OBJECTIVE: Reproduce each line exactly.
BEGIN DATASET RECORDS
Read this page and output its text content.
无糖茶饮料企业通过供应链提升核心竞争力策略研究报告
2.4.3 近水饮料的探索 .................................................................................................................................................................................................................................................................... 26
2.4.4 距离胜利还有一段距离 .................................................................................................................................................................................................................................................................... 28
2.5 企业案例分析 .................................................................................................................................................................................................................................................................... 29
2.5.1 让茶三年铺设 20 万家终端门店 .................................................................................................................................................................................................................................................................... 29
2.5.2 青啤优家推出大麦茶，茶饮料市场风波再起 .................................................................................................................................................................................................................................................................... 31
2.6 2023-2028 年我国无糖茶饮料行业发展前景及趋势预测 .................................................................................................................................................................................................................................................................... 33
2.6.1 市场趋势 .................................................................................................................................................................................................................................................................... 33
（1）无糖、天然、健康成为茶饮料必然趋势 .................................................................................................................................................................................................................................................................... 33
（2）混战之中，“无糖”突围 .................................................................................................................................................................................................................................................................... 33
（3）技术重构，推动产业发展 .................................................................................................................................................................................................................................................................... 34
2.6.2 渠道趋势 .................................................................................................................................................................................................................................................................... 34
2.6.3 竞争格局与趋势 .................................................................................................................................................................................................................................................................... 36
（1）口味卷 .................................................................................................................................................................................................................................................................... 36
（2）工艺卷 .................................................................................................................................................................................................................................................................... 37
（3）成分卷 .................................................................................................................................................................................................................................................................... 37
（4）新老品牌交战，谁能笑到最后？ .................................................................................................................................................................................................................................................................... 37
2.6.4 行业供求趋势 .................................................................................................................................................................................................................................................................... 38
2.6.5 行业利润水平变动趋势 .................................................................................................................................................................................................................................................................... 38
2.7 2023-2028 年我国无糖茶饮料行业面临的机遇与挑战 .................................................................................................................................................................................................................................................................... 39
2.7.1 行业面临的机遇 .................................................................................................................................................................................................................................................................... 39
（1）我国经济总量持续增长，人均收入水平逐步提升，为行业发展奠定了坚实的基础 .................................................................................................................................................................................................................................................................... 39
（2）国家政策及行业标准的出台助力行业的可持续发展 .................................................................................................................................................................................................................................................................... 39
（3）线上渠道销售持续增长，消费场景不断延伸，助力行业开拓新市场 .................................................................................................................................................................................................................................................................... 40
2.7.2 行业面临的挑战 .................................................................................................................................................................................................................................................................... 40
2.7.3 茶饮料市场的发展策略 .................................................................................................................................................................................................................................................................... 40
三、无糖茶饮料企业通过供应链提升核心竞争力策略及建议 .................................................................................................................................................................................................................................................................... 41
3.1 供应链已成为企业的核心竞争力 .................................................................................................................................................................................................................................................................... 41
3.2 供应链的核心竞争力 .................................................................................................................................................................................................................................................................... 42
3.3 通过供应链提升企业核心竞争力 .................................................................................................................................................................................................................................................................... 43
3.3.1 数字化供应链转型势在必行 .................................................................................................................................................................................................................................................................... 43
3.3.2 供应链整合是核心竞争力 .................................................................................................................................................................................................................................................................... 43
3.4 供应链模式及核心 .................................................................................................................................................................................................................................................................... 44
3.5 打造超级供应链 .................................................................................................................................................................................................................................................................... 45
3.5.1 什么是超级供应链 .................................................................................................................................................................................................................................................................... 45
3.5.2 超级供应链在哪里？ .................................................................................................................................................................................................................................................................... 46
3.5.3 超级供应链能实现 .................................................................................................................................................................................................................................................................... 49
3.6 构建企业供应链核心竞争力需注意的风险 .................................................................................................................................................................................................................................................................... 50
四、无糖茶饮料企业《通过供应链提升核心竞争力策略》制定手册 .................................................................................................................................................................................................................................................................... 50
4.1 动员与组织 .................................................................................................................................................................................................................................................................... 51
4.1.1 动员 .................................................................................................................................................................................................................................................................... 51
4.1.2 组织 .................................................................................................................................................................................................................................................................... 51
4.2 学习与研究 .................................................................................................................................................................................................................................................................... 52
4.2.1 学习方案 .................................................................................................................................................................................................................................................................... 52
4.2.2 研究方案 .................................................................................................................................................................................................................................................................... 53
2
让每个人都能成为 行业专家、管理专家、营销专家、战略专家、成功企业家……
END DATASET RECORDS
ANSWER FOR THE TASK:
Read this page and output its text content.
无糖茶饮料企业通过供应链提升核心竞争力策略研究报告
2.4.3 近水饮料的探索 .................................................................................................................................................................................................................................................................... 26
2.4.4 距离胜利还有一段距离 .................................................................................................................................................................................................................................................................... 28
2.5 企业案例分析 .................................................................................................................................................................................................................................................................... 29
2.5.1 让茶三年铺设 20 万家终端门店 .................................................................................................................................................................................................................................................................... 29
2.5.2 青啤优家推出大麦茶，茶饮料市场风波再起 .................................................................................................................................................................................................................................................................... 31
2.6 2023-2028 年我国无糖茶饮料行业发展前景及趋势预测 .................................................................................................................................................................................................................................................................... 33
2.6.1 市场趋势 .................................................................................................................................................................................................................................................................... 33
（1）无糖、天然、健康成为茶饮料必然趋势 .................................................................................................................................................................................................................................................................... 33
（2）混战之中，“无糖”突围 .................................................................................................................................................................................................................................................................... 33
（3）技术重构，推动产业发展 .................................................................................................................................................................................................................................................................... 34
2.6.2 渠道趋势 .................................................................................................................................................................................................................................................................... 34
2.6.3 竞争格局与趋势 .................................................................................................................................................................................................................................................................... 36
（1）口味卷 .................................................................................................................................................................................................................................................................... 36
（2）工艺卷 .................................................................................................................................................................................................................................................................... 37
（3）成分卷 .................................................................................................................................................................................................................................................................... 37
（4）新老品牌交战，谁能笑到最后？ .................................................................................................................................................................................................................................................................... 37
2.6.4 行业供求趋势 .................................................................................................................................................................................................................................................................... 38
2.6.5 行业利润水平变动趋势 .................................................................................................................................................................................................................................................................... 38
2.7 2023-2028 年我国无糖茶饮料行业面临的机遇与挑战 .................................................................................................................................................................................................................................................................... 39
2.7.1 行业面临的机遇 .................................................................................................................................................................................................................................................................... 39
（1）我国经济总量持续增长，人均收入水平逐步提升，为行业发展奠定了坚实的基础 .................................................................................................................................................................................................................................................................... 39
（2）国家政策及行业标准的出台助力行业的可持续发展 .................................................................................................................................................................................................................................................................... 39
（3）线上渠道销售持续增长，消费场景不断延伸，助力行业开拓新市场 .................................................................................................................................................................................................................................................................... 40
2.7.2 行业面临的挑战 .................................................................................................................................................................................................................................................................... 40
2.7.3 茶饮料市场的发展策略 .................................................................................................................................................................................................................................................................... 40
三、无糖茶饮料企业通过供应链提升核心竞争力策略及建议 .................................................................................................................................................................................................................................................................... 41
3.1 供应链已成为企业的核心竞争力 .................................................................................................................................................................................................................................................................... 41
3.2 供应链的核心竞争力 .................................................................................................................................................................................................................................................................... 42
3.3 通过供应链提升企业核心竞争力 .................................................................................................................................................................................................................................................................... 43
3.3.1 数字化供应链转型势在必行 .................................................................................................................................................................................................................................................................... 43
3.3.2 供应链整合是核心竞争力 .................................................................................................................................................................................................................................................................... 43
3.4 供应链模式及核心 .................................................................................................................................................................................................................................................................... 44
3.5 打造超级供应链 .................................................................................................................................................................................................................................................................... 45
3.5.1 什么是超级供应链 .................................................................................................................................................................................................................................................................... 45
3.5.2 超级供应链在哪里？ .................................................................................................................................................................................................................................................................... 46
3.5.3 超级供应链能实现 .................................................................................................................................................................................................................................................................... 49
3.6 构建企业供应链核心竞争力需注意的风险 .................................................................................................................................................................................................................................................................... 50
四、无糖茶饮料企业《通过供应链提升核心竞争力策略》制定手册 .................................................................................................................................................................................................................................................................... 50
4.1 动员与组织 .................................................................................................................................................................................................................................................................... 51
4.1.1 动员 .................................................................................................................................................................................................................................................................... 51
4.1.2 组织 .................................................................................................................................................................................................................................................................... 51
4.2 学习与研究 .................................................................................................................................................................................................................................................................... 52
4.2.1 学习方案 .................................................................................................................................................................................................................................................................... 52
4.2.2 研究方案 .................................................................................................................................................................................................................................................................... 53
2
让每个人都能成为 行业专家、管理专家、营销专家、战略专家、成功企业家……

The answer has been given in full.